• [Activity] Send back all of the data, word for word.

• [Given data]
^^^^^^^^^^^^^^^^

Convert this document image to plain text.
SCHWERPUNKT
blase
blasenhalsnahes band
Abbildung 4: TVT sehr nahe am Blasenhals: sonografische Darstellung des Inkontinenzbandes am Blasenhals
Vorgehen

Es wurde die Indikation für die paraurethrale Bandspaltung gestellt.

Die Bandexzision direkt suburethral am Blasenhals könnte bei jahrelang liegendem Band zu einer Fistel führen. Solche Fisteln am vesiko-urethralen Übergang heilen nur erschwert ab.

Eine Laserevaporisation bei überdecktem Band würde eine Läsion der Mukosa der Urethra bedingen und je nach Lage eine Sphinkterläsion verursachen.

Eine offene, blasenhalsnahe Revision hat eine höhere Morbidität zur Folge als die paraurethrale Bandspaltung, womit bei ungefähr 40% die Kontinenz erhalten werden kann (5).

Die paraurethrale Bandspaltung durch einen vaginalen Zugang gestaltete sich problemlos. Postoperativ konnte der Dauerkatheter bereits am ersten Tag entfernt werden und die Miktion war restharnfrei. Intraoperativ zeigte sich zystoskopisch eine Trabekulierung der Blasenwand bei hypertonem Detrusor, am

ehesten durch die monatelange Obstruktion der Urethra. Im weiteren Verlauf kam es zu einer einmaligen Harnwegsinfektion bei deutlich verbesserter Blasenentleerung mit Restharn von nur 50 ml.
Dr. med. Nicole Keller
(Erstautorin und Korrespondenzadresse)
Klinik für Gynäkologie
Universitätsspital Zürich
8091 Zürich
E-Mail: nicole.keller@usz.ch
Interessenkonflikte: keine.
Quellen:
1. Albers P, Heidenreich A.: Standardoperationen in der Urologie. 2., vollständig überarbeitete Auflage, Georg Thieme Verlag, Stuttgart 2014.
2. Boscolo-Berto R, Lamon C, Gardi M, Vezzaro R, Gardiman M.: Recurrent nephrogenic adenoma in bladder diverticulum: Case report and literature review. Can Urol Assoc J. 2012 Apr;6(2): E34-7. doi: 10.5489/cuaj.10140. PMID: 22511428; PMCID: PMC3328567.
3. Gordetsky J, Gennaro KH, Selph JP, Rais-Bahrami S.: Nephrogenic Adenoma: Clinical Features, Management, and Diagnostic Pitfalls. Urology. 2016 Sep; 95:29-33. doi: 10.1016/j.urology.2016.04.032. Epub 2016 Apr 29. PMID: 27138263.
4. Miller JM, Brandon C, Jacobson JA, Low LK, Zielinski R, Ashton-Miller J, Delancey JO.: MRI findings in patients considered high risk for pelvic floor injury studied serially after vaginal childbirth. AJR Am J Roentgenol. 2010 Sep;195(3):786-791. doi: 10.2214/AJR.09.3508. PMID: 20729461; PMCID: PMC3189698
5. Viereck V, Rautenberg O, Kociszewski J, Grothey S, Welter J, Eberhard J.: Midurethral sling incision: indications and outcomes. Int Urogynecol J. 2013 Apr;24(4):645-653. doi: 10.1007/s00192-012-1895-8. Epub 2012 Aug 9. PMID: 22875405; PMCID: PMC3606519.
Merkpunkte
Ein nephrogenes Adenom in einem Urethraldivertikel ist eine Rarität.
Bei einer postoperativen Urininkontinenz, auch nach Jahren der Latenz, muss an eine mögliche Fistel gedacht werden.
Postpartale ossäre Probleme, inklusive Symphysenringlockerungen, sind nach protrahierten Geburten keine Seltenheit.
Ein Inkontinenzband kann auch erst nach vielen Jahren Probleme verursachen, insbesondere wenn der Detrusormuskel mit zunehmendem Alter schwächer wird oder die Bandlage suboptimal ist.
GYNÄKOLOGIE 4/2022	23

^^^^^^^^^^^^^^^^

• [Final answer]
Convert this document image to plain text.
SCHWERPUNKT
blase
blasenhalsnahes band
Abbildung 4: TVT sehr nahe am Blasenhals: sonografische Darstellung des Inkontinenzbandes am Blasenhals
Vorgehen

Es wurde die Indikation für die paraurethrale Bandspaltung gestellt.

Die Bandexzision direkt suburethral am Blasenhals könnte bei jahrelang liegendem Band zu einer Fistel führen. Solche Fisteln am vesiko-urethralen Übergang heilen nur erschwert ab.

Eine Laserevaporisation bei überdecktem Band würde eine Läsion der Mukosa der Urethra bedingen und je nach Lage eine Sphinkterläsion verursachen.

Eine offene, blasenhalsnahe Revision hat eine höhere Morbidität zur Folge als die paraurethrale Bandspaltung, womit bei ungefähr 40% die Kontinenz erhalten werden kann (5).

Die paraurethrale Bandspaltung durch einen vaginalen Zugang gestaltete sich problemlos. Postoperativ konnte der Dauerkatheter bereits am ersten Tag entfernt werden und die Miktion war restharnfrei. Intraoperativ zeigte sich zystoskopisch eine Trabekulierung der Blasenwand bei hypertonem Detrusor, am

ehesten durch die monatelange Obstruktion der Urethra. Im weiteren Verlauf kam es zu einer einmaligen Harnwegsinfektion bei deutlich verbesserter Blasenentleerung mit Restharn von nur 50 ml.
Dr. med. Nicole Keller
(Erstautorin und Korrespondenzadresse)
Klinik für Gynäkologie
Universitätsspital Zürich
8091 Zürich
E-Mail: nicole.keller@usz.ch
Interessenkonflikte: keine.
Quellen:
1. Albers P, Heidenreich A.: Standardoperationen in der Urologie. 2., vollständig überarbeitete Auflage, Georg Thieme Verlag, Stuttgart 2014.
2. Boscolo-Berto R, Lamon C, Gardi M, Vezzaro R, Gardiman M.: Recurrent nephrogenic adenoma in bladder diverticulum: Case report and literature review. Can Urol Assoc J. 2012 Apr;6(2): E34-7. doi: 10.5489/cuaj.10140. PMID: 22511428; PMCID: PMC3328567.
3. Gordetsky J, Gennaro KH, Selph JP, Rais-Bahrami S.: Nephrogenic Adenoma: Clinical Features, Management, and Diagnostic Pitfalls. Urology. 2016 Sep; 95:29-33. doi: 10.1016/j.urology.2016.04.032. Epub 2016 Apr 29. PMID: 27138263.
4. Miller JM, Brandon C, Jacobson JA, Low LK, Zielinski R, Ashton-Miller J, Delancey JO.: MRI findings in patients considered high risk for pelvic floor injury studied serially after vaginal childbirth. AJR Am J Roentgenol. 2010 Sep;195(3):786-791. doi: 10.2214/AJR.09.3508. PMID: 20729461; PMCID: PMC3189698
5. Viereck V, Rautenberg O, Kociszewski J, Grothey S, Welter J, Eberhard J.: Midurethral sling incision: indications and outcomes. Int Urogynecol J. 2013 Apr;24(4):645-653. doi: 10.1007/s00192-012-1895-8. Epub 2012 Aug 9. PMID: 22875405; PMCID: PMC3606519.
Merkpunkte
Ein nephrogenes Adenom in einem Urethraldivertikel ist eine Rarität.
Bei einer postoperativen Urininkontinenz, auch nach Jahren der Latenz, muss an eine mögliche Fistel gedacht werden.
Postpartale ossäre Probleme, inklusive Symphysenringlockerungen, sind nach protrahierten Geburten keine Seltenheit.
Ein Inkontinenzband kann auch erst nach vielen Jahren Probleme verursachen, insbesondere wenn der Detrusormuskel mit zunehmendem Alter schwächer wird oder die Bandlage suboptimal ist.
GYNÄKOLOGIE 4/2022	23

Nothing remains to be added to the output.